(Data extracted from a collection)
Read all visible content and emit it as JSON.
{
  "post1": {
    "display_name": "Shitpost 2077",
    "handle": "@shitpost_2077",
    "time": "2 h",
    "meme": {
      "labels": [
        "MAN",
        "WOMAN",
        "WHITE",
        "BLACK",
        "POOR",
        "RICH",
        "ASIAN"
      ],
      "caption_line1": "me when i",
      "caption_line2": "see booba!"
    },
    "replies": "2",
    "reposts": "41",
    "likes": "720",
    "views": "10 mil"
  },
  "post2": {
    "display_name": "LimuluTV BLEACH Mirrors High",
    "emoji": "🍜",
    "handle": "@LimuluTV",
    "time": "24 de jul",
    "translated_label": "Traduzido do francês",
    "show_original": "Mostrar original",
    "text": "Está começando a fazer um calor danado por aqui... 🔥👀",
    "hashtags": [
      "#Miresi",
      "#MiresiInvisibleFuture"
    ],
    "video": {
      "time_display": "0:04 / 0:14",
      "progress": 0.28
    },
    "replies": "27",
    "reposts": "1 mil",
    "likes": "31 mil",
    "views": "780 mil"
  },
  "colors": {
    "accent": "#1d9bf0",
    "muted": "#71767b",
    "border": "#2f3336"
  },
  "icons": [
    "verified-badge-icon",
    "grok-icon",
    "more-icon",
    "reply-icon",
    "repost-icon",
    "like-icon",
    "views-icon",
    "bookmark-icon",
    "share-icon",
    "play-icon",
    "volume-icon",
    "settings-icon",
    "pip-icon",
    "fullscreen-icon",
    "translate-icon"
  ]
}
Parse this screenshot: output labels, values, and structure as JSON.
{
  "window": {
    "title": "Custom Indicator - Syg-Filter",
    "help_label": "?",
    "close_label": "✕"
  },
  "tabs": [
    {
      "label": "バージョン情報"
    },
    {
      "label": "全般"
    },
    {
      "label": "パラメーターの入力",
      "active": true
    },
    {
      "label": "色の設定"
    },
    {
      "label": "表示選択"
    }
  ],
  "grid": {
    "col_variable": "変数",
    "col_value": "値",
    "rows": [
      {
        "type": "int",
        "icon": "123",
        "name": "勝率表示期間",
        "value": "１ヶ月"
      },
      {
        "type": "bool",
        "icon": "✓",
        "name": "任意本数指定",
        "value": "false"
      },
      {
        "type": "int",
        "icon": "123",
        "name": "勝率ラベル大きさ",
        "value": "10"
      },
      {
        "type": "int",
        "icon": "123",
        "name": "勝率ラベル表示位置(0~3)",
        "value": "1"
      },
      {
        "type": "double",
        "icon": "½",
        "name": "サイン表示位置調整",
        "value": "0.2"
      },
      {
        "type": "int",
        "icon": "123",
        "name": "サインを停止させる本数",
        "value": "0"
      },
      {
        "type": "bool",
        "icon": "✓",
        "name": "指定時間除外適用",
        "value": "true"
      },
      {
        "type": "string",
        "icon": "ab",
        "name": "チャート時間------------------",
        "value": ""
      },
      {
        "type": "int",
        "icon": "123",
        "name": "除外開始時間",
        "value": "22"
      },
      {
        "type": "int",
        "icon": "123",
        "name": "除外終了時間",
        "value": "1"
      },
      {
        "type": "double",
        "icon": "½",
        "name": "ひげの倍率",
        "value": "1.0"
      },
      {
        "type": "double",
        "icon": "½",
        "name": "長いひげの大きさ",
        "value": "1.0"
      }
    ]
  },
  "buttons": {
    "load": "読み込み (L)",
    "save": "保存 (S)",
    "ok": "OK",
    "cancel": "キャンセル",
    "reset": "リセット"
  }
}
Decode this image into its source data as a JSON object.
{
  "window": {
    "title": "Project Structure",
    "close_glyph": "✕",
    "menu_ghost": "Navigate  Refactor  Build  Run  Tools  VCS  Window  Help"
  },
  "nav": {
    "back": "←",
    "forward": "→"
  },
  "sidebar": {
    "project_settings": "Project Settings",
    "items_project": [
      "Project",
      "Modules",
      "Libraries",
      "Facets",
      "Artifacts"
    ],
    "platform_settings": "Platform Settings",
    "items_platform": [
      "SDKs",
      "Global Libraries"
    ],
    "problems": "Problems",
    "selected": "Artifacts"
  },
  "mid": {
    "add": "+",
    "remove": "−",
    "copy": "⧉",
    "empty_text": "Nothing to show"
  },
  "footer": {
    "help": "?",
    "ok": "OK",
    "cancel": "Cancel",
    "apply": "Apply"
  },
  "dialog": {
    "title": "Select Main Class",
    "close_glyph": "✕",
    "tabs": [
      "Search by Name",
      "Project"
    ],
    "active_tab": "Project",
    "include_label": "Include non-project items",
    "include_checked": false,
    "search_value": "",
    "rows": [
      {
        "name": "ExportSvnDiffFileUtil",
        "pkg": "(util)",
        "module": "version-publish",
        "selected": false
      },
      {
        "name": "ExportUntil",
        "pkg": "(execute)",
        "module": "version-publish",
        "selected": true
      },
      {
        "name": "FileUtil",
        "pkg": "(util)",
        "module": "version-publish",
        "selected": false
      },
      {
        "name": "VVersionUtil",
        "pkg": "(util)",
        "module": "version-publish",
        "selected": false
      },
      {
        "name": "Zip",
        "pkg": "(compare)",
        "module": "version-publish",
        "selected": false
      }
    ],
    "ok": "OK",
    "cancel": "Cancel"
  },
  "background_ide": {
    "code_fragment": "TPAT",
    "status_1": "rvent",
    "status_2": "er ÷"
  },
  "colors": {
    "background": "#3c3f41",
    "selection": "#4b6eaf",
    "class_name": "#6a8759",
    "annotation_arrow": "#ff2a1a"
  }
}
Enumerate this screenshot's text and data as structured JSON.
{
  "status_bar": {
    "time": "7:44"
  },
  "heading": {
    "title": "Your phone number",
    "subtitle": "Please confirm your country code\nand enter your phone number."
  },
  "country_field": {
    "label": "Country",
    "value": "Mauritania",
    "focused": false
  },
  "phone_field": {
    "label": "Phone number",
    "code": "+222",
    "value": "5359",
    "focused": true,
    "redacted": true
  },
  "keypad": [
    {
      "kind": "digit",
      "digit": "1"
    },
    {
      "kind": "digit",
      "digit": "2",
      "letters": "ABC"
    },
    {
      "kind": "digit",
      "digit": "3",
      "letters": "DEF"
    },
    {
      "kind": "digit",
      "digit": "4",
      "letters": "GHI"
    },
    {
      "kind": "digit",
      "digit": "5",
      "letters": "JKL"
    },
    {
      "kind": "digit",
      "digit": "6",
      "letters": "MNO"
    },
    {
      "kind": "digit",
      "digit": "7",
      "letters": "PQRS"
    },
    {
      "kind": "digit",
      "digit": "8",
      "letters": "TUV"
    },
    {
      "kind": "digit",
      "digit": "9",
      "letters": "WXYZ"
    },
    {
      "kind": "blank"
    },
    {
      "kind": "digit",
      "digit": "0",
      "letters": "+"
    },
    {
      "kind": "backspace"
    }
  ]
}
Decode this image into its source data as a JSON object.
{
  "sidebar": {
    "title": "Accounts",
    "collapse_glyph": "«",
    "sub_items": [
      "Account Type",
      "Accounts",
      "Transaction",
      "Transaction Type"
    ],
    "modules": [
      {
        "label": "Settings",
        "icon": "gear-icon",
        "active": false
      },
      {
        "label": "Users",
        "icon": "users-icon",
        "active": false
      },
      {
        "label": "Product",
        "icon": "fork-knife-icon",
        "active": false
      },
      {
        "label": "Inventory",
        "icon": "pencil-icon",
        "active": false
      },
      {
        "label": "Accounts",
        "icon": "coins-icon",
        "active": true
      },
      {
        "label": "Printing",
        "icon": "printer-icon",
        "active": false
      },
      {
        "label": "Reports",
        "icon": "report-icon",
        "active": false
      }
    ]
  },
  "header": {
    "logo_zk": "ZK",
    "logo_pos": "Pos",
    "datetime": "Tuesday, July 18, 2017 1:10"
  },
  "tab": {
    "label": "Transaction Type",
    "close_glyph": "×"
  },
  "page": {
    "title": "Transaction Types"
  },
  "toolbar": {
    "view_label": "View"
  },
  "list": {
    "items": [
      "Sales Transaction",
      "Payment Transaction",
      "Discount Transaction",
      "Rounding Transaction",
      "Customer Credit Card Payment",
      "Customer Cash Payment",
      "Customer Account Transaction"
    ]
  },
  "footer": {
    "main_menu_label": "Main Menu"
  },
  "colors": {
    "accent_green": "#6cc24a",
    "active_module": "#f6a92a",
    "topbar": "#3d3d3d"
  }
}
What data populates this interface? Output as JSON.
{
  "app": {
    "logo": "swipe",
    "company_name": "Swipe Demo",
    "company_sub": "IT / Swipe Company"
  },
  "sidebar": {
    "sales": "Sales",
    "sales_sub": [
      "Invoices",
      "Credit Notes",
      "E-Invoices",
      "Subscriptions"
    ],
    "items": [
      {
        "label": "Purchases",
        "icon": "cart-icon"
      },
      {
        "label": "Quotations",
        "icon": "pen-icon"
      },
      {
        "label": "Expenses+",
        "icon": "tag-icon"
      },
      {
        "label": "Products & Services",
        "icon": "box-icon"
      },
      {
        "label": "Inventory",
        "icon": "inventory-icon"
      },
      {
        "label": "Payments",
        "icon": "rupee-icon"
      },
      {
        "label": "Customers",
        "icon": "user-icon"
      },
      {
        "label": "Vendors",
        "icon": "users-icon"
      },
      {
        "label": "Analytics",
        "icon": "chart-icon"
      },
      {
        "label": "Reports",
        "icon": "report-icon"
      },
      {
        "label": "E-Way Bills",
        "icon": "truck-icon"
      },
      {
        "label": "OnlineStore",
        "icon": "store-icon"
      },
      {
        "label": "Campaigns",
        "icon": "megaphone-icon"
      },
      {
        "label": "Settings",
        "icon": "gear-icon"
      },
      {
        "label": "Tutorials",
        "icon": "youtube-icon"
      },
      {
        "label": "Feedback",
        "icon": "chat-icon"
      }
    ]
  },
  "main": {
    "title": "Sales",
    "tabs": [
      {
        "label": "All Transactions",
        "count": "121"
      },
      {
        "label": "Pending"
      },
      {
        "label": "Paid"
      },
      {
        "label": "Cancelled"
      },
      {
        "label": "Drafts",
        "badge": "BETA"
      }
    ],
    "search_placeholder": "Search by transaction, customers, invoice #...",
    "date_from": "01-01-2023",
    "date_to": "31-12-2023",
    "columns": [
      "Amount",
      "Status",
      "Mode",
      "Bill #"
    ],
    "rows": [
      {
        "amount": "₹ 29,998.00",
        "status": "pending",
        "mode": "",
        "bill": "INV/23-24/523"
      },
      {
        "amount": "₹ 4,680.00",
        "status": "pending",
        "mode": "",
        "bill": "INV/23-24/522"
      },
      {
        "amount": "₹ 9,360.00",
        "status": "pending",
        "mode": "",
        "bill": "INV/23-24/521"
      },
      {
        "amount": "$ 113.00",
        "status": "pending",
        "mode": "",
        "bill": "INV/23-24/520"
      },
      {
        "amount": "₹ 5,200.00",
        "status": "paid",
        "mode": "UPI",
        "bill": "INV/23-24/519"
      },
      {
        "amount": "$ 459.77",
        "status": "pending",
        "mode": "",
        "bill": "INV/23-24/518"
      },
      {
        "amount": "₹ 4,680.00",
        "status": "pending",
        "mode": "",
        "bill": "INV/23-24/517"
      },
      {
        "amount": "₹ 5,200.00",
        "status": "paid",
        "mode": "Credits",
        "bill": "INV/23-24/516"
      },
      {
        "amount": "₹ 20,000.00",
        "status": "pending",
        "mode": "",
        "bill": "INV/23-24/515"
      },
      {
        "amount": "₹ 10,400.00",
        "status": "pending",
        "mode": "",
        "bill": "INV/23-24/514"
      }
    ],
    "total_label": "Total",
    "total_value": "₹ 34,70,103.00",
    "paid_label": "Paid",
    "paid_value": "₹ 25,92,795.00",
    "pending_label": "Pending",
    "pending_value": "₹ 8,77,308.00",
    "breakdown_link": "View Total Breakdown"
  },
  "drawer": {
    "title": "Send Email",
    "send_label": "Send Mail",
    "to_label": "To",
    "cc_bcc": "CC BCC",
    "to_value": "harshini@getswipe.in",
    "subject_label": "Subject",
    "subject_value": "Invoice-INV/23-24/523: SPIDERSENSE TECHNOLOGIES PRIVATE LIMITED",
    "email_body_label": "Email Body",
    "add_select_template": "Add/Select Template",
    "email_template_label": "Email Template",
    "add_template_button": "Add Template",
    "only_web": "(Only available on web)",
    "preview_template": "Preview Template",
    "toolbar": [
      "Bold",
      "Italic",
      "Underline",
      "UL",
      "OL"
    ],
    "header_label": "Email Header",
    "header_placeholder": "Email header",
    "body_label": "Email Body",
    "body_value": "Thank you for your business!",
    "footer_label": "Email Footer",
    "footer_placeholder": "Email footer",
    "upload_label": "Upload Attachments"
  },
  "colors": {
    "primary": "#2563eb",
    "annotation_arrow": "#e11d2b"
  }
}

§ THE TASK:
Gather each line that holds "JSON".

§ FULL SOLUTION:
Read all visible content and emit it as JSON.
Parse this screenshot: output labels, values, and structure as JSON.
Decode this image into its source data as a JSON object.
Enumerate this screenshot's text and data as structured JSON.
Decode this image into its source data as a JSON object.
What data populates this interface? Output as JSON.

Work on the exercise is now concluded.